- _Raw records_

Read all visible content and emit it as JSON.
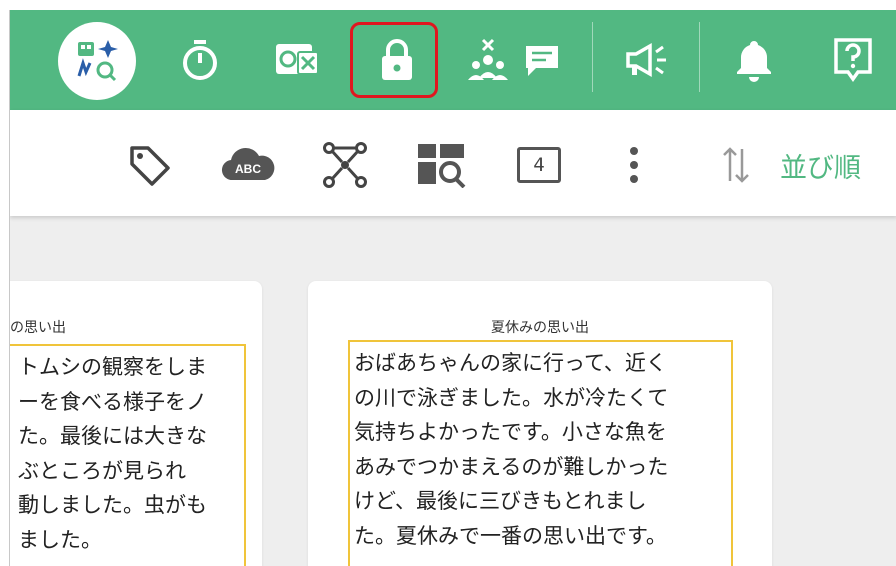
{
  "topbar": {
    "color": "#52b882",
    "icons": [
      "wordcard-logo-icon",
      "stopwatch-icon",
      "close-other-apps-icon",
      "lock-icon",
      "group-remove-chat-icon",
      "announce-icon",
      "bell-icon",
      "help-icon"
    ],
    "highlighted": "lock-icon",
    "highlight_color": "#e0161f"
  },
  "toolbar": {
    "icons": [
      "tag-icon",
      "abc-cloud-icon",
      "connect-nodes-icon",
      "search-grid-icon",
      "number-box-icon",
      "more-vert-icon",
      "sort-icon"
    ],
    "number_box_label": "4",
    "abc_label": "ABC",
    "sort_label": "並び順"
  },
  "cards": [
    {
      "title": "の思い出",
      "lines": [
        "トムシの観察をしま",
        "ーを食べる様子をノ",
        "た。最後には大きな",
        "ぶところが見られ",
        "動しました。虫がも",
        "ました。"
      ]
    },
    {
      "title": "夏休みの思い出",
      "lines": [
        "おばあちゃんの家に行って、近く",
        "の川で泳ぎました。水が冷たくて",
        "気持ちよかったです。小さな魚を",
        "あみでつかまえるのが難しかった",
        "けど、最後に三びきもとれまし",
        "た。夏休みで一番の思い出です。"
      ]
    }
  ]
}
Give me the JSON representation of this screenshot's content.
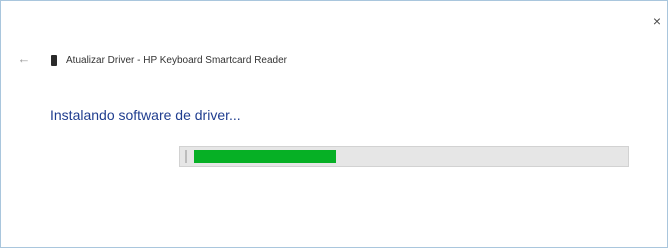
{
  "window": {
    "close_icon": "close-icon",
    "close_glyph": "×"
  },
  "header": {
    "back_icon": "back-arrow-icon",
    "back_glyph": "←",
    "device_icon": "smartcard-reader-icon",
    "title": "Atualizar Driver - HP Keyboard Smartcard Reader"
  },
  "main": {
    "status": "Instalando software de driver..."
  },
  "progress": {
    "value": 0.33,
    "color": "#06b025"
  }
}
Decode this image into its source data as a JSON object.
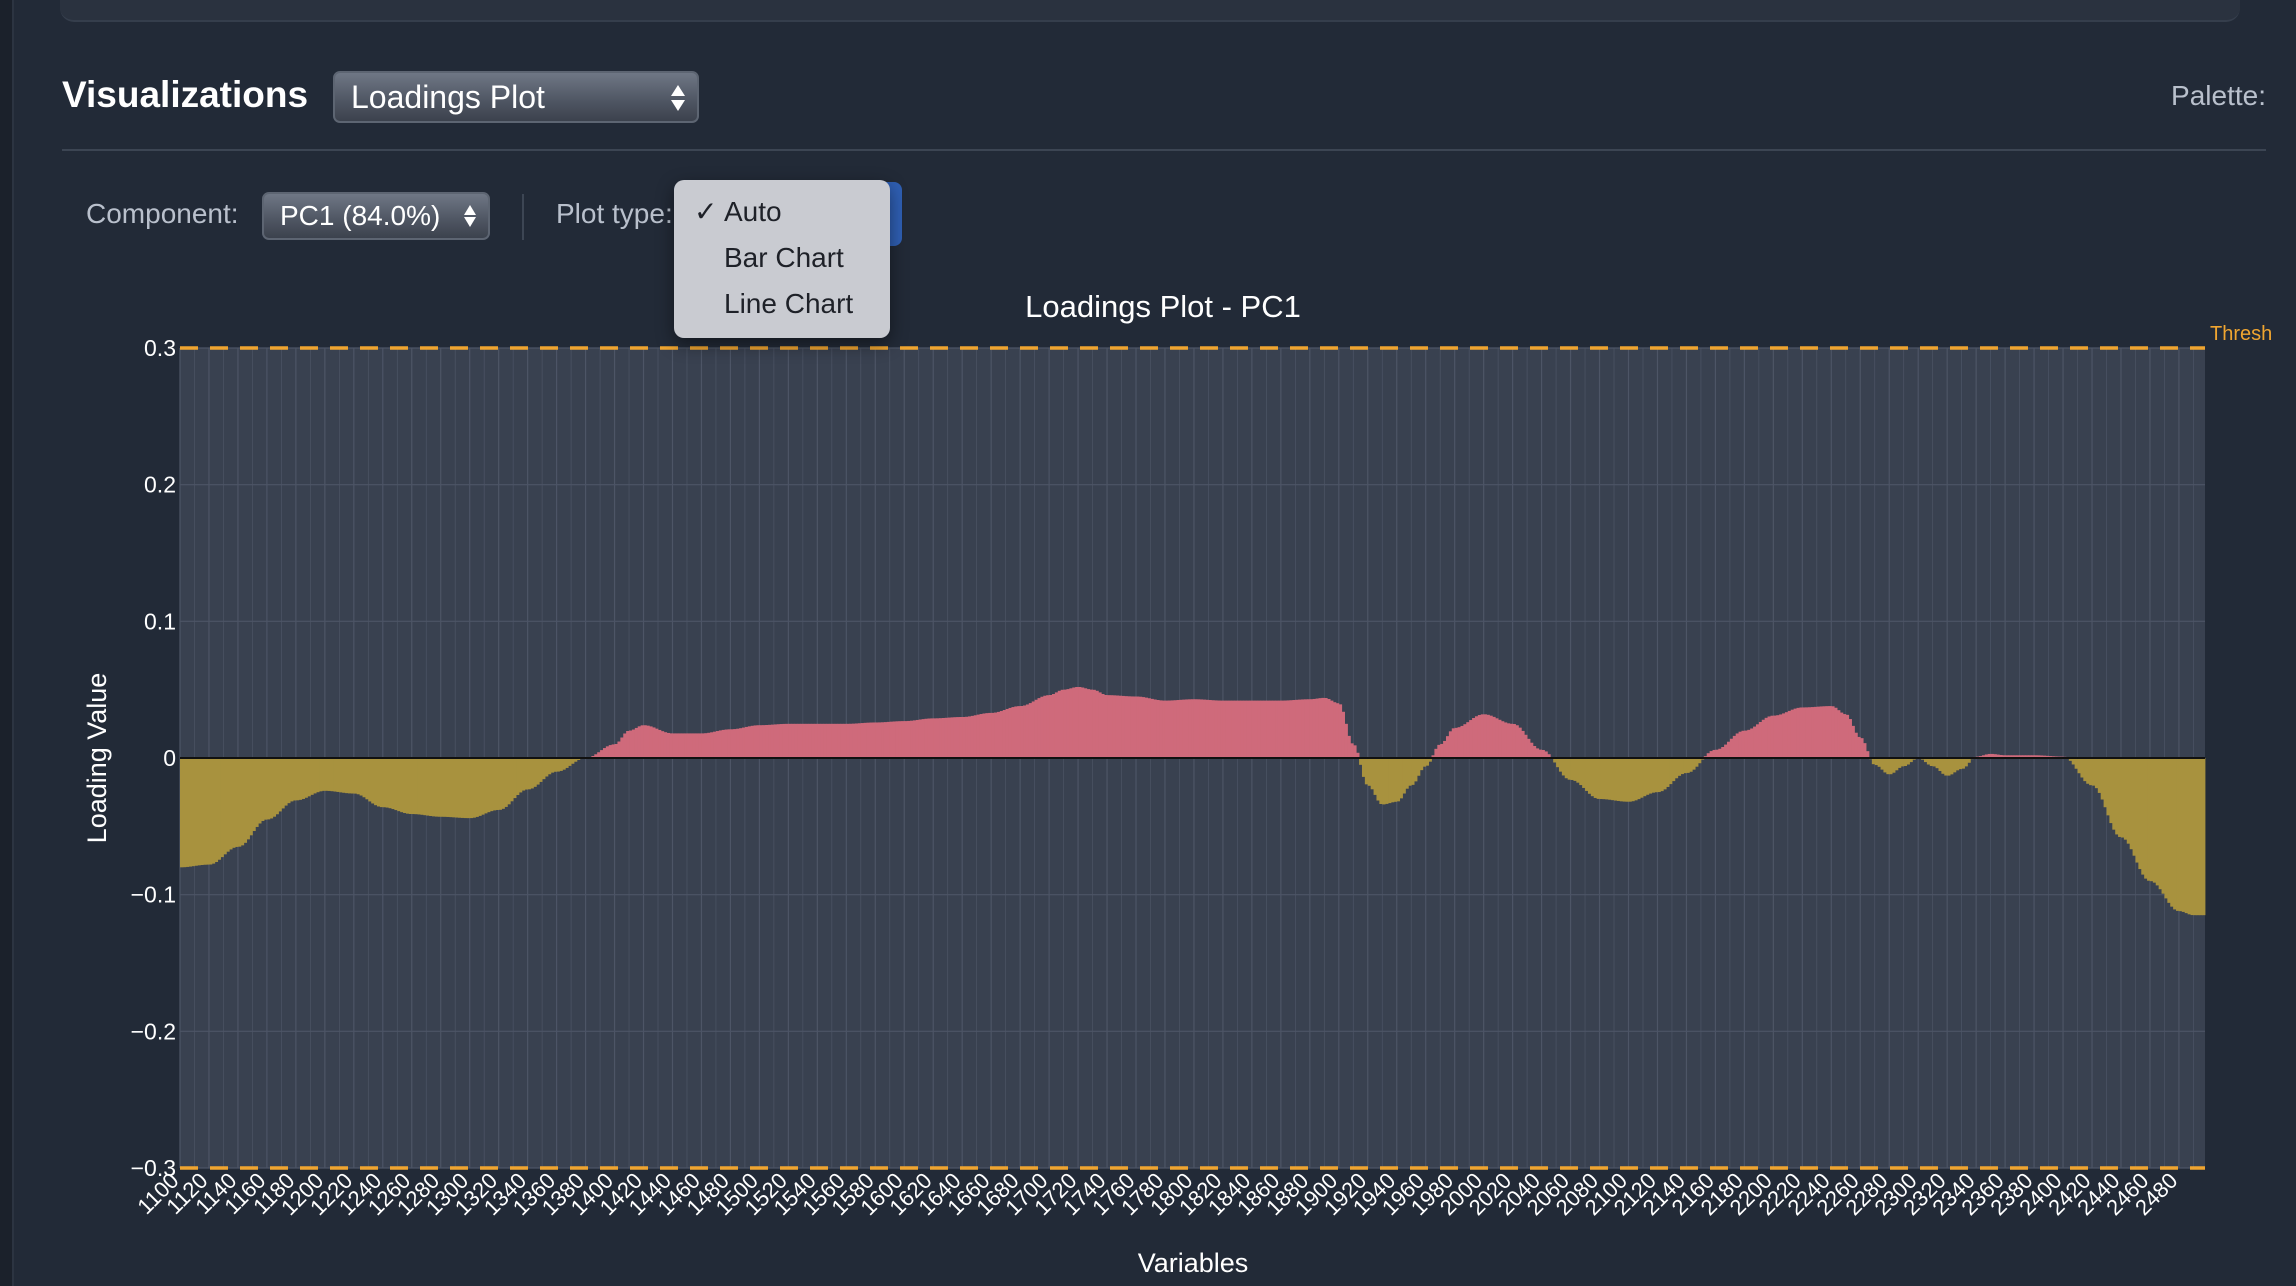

- _Description of the task_
Count up every line above that has the word "JSON" in it; answer with the number alone.

- _Expected answer_
3